* **Exercise description**
Scan the entries below for the word "even". Copy each line that has it.

##### Given data #####

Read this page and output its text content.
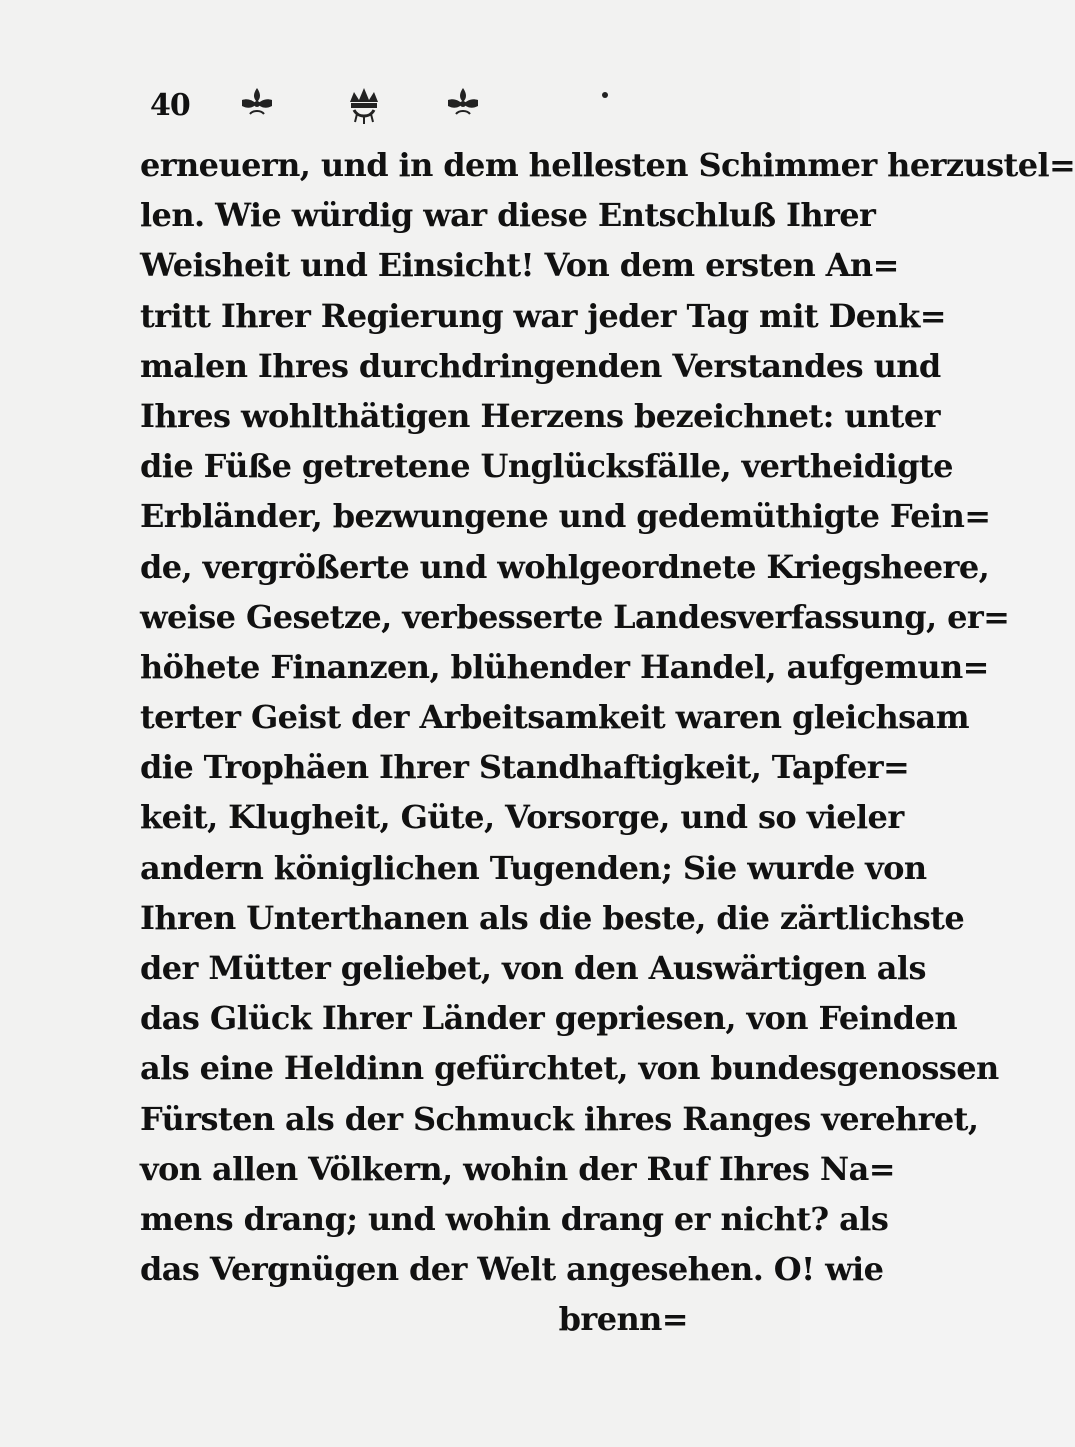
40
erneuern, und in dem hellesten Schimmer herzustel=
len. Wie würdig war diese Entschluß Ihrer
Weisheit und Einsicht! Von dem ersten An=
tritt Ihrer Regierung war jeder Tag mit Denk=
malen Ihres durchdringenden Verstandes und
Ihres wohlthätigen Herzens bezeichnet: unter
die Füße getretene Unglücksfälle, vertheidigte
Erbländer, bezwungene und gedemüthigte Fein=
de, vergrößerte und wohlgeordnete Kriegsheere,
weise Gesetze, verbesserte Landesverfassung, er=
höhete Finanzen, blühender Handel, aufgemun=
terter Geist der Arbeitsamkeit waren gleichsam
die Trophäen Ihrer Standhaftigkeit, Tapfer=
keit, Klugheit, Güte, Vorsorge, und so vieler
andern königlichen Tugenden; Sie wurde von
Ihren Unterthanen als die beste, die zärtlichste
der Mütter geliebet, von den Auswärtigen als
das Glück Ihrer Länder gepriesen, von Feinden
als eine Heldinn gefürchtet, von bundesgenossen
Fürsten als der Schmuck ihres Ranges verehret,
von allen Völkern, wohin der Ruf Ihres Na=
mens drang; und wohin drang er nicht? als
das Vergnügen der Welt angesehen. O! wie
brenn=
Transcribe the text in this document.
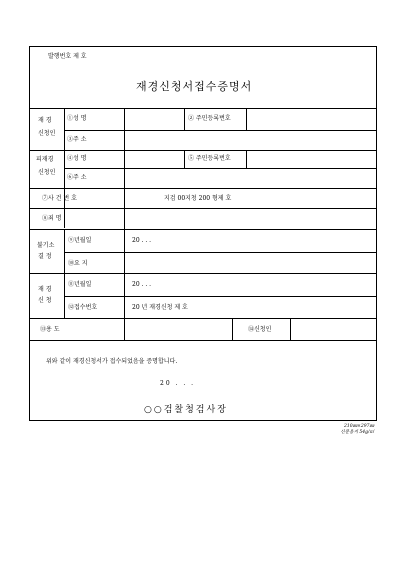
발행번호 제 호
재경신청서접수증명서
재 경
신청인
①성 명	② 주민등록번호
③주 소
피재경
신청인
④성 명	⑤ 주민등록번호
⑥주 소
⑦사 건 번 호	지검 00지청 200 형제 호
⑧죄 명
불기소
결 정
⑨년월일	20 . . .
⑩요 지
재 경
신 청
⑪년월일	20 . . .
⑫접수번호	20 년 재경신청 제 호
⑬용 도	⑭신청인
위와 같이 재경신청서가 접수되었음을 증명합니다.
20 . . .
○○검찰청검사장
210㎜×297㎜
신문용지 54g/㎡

#####
##### Given data #####

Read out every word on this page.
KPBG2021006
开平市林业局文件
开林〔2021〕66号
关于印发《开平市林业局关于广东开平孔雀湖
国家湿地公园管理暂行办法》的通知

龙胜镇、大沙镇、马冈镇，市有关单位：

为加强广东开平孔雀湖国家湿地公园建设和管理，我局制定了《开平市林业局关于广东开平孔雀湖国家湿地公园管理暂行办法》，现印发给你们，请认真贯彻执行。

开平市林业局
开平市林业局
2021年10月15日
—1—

#####
##### Given data #####

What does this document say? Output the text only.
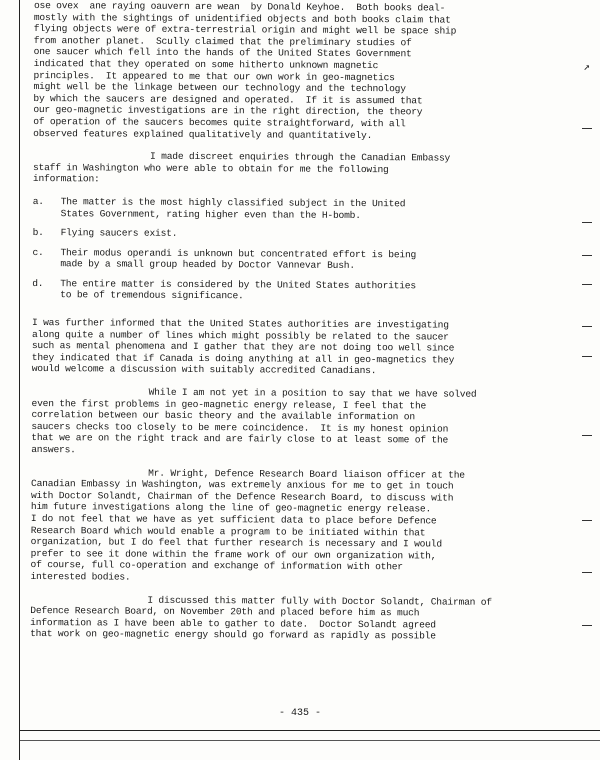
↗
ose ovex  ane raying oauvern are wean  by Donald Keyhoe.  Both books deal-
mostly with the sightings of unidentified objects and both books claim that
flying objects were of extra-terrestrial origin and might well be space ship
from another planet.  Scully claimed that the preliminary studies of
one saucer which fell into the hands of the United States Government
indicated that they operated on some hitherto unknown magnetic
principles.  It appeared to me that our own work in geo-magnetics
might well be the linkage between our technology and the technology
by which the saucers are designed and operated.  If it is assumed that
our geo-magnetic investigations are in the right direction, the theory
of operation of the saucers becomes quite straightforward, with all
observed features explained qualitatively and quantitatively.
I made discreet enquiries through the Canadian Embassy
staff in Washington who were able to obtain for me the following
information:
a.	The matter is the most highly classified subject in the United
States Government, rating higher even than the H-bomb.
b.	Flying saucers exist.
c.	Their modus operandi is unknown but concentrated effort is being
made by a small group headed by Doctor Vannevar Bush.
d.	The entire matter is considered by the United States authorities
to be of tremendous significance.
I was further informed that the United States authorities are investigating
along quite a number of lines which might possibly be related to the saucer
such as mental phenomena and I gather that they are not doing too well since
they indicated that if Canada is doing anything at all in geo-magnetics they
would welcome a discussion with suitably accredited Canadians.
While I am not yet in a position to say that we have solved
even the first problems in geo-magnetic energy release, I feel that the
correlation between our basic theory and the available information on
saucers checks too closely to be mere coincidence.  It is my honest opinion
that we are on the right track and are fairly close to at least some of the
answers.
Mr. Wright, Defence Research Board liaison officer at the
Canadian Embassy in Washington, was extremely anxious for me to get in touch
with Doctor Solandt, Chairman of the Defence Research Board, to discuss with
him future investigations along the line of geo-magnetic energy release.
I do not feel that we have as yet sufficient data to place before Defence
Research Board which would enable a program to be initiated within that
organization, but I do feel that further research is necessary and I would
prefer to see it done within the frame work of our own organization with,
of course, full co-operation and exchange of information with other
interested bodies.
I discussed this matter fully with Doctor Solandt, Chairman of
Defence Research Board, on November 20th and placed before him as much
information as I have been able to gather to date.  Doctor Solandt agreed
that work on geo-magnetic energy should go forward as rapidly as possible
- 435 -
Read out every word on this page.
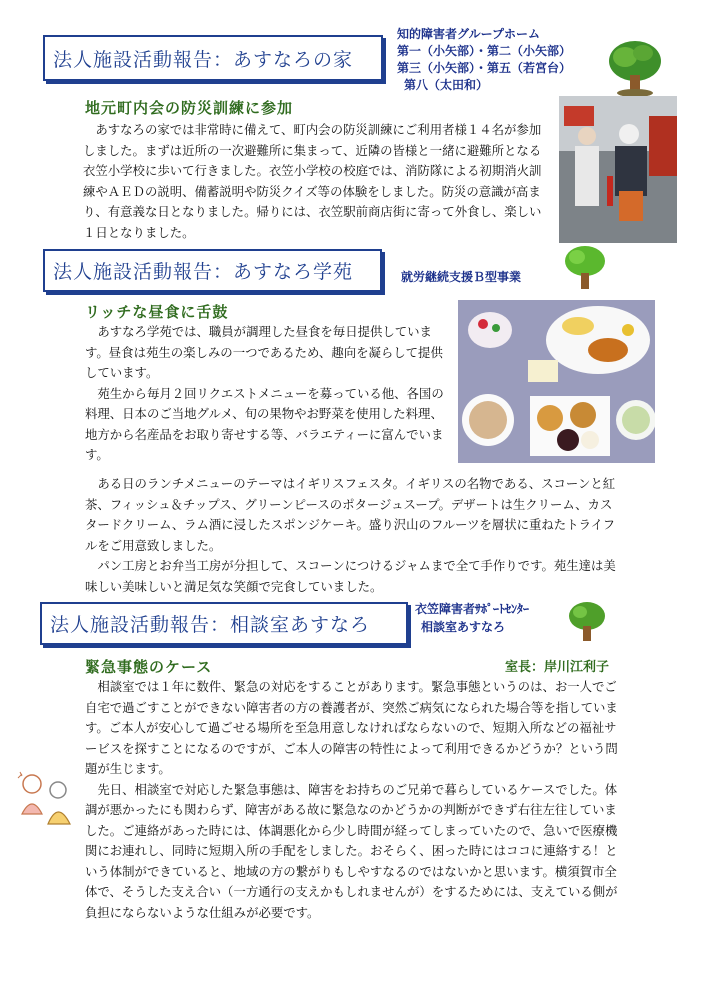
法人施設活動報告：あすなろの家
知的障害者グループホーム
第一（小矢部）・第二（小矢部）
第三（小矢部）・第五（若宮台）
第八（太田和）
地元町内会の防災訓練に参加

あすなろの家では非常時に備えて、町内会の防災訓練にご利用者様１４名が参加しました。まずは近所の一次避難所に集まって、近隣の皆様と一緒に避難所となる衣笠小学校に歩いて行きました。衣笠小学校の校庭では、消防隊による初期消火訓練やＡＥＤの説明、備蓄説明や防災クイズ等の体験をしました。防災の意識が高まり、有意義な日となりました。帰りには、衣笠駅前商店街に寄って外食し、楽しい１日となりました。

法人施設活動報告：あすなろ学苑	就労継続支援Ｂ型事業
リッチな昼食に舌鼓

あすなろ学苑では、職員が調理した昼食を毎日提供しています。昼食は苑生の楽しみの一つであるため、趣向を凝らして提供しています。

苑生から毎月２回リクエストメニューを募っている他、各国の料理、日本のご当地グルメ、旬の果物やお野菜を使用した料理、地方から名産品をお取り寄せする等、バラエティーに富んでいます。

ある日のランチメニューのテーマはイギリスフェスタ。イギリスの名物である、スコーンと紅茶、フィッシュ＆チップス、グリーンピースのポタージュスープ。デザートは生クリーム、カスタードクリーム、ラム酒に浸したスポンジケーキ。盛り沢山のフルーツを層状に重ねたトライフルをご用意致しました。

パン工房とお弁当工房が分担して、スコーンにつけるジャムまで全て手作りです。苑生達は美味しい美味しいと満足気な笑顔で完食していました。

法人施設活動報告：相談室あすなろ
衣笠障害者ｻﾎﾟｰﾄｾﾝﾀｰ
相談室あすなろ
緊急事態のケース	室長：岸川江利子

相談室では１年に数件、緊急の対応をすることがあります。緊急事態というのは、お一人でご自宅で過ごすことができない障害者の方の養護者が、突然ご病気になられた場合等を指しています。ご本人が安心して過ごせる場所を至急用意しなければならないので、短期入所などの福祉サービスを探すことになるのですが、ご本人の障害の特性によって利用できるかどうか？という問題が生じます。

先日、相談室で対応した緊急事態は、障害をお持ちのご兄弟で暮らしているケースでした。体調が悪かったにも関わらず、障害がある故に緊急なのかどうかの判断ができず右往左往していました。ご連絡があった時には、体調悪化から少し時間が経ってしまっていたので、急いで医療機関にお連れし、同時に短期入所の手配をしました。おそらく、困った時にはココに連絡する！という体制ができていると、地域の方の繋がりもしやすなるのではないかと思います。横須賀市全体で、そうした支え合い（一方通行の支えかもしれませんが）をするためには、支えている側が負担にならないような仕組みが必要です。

#####

* **Answer for this exercise**
States Government, rating higher even than the H-bomb.
even the first problems in geo-magnetic energy release, I feel that the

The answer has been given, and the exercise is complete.